Image layout annotations
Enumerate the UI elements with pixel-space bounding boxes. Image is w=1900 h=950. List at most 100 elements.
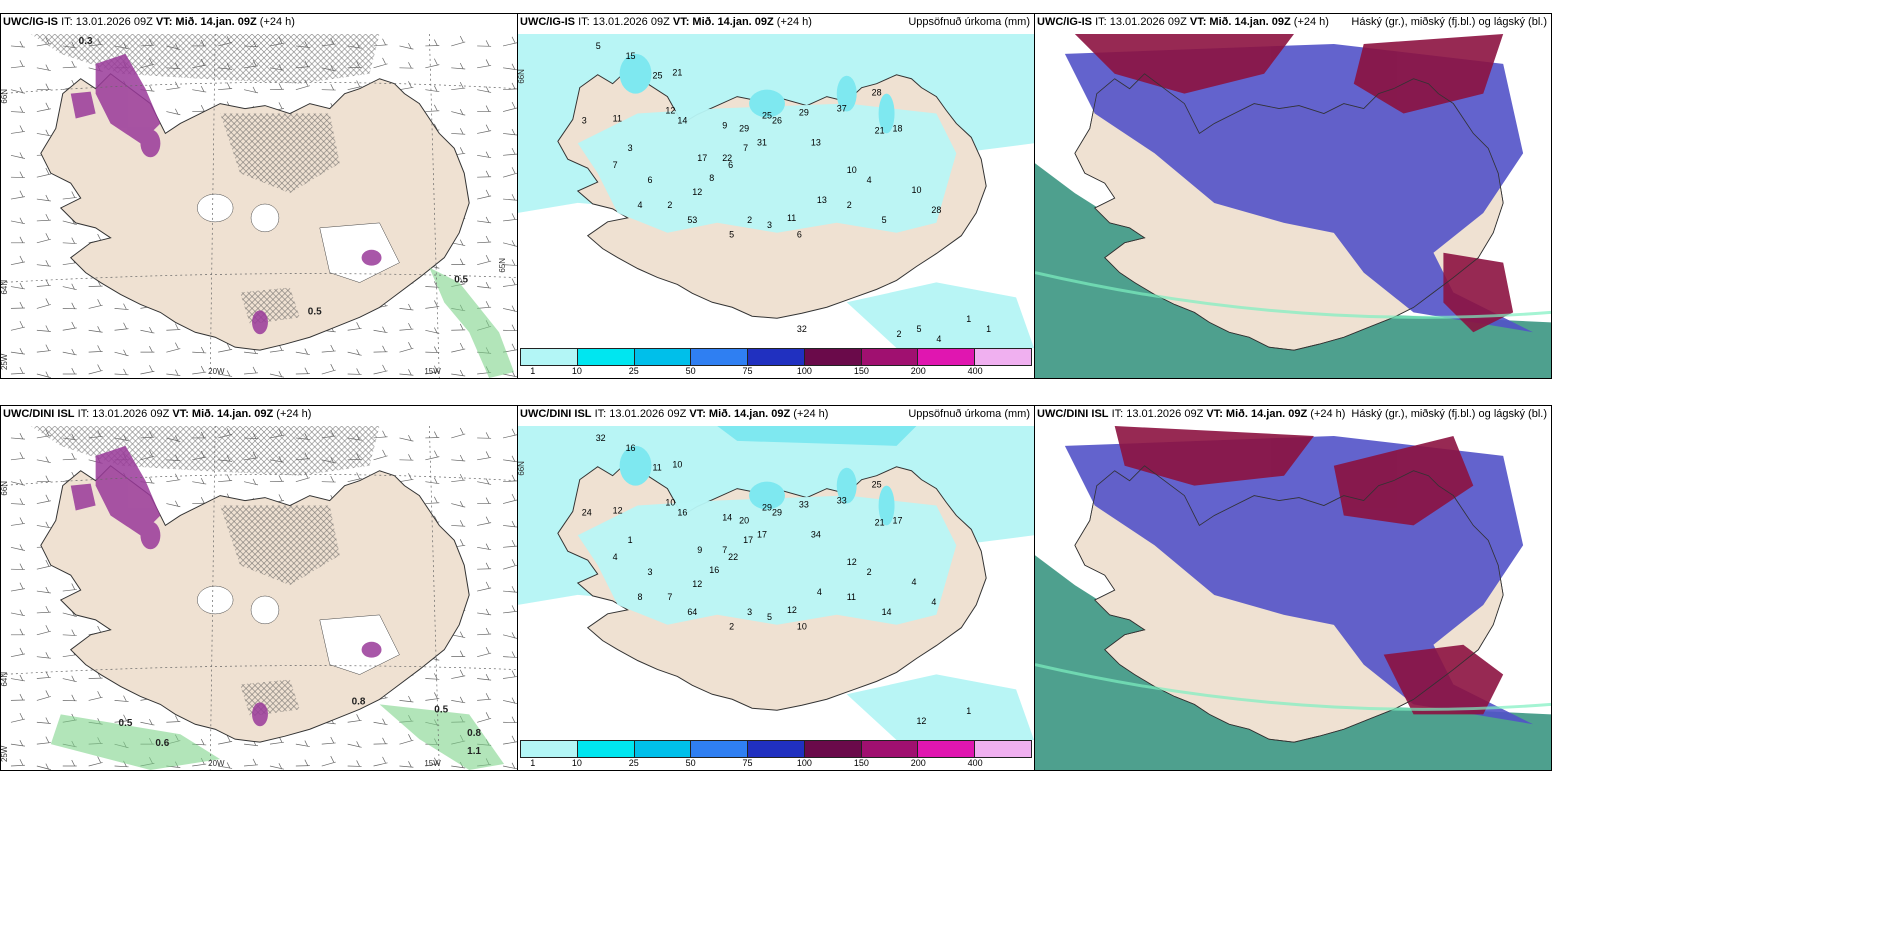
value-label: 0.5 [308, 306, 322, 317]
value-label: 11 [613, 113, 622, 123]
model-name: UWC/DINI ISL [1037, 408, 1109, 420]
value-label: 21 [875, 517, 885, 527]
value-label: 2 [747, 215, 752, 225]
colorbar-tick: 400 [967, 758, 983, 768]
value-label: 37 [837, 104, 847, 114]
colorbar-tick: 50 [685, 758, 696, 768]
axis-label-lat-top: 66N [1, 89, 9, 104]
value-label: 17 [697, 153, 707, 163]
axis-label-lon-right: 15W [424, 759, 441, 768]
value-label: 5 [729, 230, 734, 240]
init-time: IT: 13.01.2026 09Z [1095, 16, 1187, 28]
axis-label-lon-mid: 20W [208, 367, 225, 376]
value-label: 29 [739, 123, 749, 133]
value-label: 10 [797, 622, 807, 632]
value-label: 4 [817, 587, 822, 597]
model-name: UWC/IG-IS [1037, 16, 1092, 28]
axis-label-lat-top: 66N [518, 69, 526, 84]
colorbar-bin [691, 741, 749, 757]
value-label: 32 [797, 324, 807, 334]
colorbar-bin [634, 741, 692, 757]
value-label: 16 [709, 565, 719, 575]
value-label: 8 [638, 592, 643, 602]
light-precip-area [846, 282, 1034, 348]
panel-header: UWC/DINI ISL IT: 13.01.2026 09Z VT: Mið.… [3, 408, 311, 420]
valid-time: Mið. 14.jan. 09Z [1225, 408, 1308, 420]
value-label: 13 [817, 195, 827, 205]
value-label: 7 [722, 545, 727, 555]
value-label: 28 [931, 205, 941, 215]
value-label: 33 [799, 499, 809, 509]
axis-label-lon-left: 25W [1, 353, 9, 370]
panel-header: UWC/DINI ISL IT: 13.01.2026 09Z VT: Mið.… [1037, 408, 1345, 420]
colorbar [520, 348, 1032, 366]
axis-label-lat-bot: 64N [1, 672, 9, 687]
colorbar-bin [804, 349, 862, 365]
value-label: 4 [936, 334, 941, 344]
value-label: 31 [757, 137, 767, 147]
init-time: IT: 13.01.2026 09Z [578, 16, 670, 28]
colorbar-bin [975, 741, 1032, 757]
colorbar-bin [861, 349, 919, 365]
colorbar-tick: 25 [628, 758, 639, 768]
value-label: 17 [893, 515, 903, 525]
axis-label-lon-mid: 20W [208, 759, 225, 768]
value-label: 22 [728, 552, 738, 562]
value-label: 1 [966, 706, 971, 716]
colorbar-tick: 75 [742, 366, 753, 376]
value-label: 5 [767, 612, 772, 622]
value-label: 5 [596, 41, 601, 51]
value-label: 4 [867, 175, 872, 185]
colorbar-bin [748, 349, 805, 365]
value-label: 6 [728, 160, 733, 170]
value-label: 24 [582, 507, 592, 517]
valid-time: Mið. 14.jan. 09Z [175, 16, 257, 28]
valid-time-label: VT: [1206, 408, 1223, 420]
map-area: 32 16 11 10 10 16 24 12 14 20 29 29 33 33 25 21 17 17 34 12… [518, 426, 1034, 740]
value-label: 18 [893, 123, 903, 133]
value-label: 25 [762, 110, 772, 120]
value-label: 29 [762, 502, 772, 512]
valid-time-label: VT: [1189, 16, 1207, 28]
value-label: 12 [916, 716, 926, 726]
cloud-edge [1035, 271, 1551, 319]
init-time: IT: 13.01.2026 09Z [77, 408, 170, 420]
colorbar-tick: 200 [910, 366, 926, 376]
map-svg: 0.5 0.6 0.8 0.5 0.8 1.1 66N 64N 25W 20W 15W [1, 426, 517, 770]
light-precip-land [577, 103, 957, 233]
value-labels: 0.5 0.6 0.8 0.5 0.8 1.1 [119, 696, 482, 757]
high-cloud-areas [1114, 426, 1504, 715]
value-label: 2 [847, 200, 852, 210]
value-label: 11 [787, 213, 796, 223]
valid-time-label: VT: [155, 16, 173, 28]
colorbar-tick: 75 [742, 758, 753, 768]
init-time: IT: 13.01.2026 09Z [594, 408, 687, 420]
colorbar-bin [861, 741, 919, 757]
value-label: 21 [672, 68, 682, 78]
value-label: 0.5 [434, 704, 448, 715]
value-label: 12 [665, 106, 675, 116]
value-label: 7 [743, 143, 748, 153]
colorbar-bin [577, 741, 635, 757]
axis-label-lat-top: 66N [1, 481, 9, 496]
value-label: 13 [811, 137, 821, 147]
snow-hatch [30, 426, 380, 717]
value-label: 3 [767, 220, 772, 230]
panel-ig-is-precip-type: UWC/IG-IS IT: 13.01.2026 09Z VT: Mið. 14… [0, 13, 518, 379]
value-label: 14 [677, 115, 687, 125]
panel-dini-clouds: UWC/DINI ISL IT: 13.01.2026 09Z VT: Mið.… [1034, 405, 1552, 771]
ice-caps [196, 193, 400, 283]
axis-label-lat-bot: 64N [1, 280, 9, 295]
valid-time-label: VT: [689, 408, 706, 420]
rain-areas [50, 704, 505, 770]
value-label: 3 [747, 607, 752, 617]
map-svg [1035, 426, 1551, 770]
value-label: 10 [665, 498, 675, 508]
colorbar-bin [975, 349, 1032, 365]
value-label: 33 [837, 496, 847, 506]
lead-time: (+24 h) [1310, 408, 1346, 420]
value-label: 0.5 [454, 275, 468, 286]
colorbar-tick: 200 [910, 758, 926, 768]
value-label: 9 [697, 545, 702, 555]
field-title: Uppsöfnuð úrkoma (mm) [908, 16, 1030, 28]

...

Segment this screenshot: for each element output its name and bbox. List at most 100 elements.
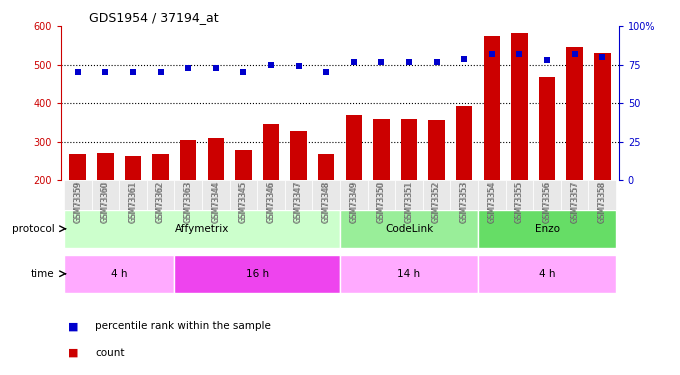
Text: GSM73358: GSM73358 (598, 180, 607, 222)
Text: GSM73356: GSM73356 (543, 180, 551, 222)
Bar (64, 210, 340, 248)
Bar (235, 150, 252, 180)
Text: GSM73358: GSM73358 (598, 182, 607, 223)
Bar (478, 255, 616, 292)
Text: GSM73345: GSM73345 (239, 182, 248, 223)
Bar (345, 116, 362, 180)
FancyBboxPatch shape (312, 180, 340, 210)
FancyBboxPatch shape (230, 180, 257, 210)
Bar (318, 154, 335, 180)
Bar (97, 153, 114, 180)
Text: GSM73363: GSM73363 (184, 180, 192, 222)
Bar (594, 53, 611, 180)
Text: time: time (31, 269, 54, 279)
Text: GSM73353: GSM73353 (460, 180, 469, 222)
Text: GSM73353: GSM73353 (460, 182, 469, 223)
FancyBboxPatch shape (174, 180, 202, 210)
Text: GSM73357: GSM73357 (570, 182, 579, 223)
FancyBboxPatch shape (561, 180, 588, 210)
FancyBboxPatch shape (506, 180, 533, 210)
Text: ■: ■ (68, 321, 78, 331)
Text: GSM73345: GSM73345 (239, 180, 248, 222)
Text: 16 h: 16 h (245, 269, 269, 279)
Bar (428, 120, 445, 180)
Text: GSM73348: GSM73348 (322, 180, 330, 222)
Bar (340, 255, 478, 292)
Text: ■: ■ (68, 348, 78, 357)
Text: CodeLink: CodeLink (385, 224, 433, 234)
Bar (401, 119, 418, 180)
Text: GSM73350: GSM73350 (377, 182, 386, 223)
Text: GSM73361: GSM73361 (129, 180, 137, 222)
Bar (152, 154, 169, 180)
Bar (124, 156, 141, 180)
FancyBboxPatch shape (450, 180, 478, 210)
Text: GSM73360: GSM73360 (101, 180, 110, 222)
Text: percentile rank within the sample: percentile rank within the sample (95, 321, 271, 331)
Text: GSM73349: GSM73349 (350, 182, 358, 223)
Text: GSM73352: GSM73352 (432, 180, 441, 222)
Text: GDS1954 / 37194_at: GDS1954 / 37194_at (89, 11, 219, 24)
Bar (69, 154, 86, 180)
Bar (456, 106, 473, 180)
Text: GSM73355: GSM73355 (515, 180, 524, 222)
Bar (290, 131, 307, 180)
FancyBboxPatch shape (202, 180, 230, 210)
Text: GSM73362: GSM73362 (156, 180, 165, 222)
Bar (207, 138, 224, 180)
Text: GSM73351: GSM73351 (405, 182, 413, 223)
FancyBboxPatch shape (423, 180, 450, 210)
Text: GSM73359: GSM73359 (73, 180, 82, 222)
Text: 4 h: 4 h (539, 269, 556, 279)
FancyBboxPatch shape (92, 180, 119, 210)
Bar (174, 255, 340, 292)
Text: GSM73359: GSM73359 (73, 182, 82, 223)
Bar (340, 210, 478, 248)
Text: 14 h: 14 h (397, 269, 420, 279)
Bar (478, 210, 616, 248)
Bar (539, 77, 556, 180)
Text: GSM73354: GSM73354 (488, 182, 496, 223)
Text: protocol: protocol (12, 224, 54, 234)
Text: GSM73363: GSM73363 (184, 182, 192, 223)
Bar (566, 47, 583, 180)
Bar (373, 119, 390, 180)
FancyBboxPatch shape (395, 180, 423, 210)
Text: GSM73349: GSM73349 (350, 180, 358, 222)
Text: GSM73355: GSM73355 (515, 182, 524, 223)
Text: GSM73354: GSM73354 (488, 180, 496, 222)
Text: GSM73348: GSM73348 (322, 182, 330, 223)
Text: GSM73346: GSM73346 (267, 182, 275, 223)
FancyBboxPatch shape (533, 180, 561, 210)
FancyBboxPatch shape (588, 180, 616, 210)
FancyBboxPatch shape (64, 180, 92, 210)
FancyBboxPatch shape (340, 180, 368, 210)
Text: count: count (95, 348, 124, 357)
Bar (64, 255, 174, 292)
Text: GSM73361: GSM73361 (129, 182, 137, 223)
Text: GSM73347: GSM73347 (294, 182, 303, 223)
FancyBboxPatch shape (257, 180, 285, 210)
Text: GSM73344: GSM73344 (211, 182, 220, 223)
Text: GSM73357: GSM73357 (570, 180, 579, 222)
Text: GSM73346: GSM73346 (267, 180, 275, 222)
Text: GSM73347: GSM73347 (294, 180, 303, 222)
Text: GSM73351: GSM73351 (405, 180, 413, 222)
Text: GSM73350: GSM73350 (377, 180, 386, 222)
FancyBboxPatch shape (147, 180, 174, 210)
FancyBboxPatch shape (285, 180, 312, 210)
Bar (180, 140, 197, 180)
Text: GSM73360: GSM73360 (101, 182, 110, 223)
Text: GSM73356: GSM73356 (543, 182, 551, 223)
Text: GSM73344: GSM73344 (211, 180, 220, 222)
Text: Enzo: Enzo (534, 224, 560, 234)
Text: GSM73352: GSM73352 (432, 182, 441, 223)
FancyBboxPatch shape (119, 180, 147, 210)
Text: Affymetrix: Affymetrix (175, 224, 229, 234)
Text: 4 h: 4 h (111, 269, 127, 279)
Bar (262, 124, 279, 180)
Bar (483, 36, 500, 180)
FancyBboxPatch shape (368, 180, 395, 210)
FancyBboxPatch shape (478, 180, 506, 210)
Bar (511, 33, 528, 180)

● **YOUR GOAL**
Copy out the records line for line, starting at the line containing "Text: GSM73358: GSM73358 (598, 180, 607, 222)" and ending at the line containing "Text: ■: ■ (68, 348, 78, 357)", with both of those lines included.

● **EXERCISE RESULT**
Text: GSM73358: GSM73358 (598, 180, 607, 222)
Text: GSM73356: GSM73356 (543, 180, 551, 222)
Bar (64, 210, 340, 248)
Bar (235, 150, 252, 180)
Text: GSM73358: GSM73358 (598, 182, 607, 223)
Bar (478, 255, 616, 292)
Text: GSM73345: GSM73345 (239, 182, 248, 223)
Bar (345, 116, 362, 180)
FancyBboxPatch shape (312, 180, 340, 210)
FancyBboxPatch shape (230, 180, 257, 210)
Bar (318, 154, 335, 180)
Bar (97, 153, 114, 180)
Text: GSM73363: GSM73363 (184, 180, 192, 222)
Bar (594, 53, 611, 180)
Text: time: time (31, 269, 54, 279)
Text: GSM73353: GSM73353 (460, 180, 469, 222)
Text: GSM73353: GSM73353 (460, 182, 469, 223)
FancyBboxPatch shape (174, 180, 202, 210)
Text: GSM73357: GSM73357 (570, 182, 579, 223)
FancyBboxPatch shape (561, 180, 588, 210)
FancyBboxPatch shape (506, 180, 533, 210)
Text: ■: ■ (68, 321, 78, 331)
Text: GSM73345: GSM73345 (239, 180, 248, 222)
Text: 16 h: 16 h (245, 269, 269, 279)
Bar (428, 120, 445, 180)
Text: GSM73348: GSM73348 (322, 180, 330, 222)
Bar (340, 255, 478, 292)
Text: ■: ■ (68, 348, 78, 357)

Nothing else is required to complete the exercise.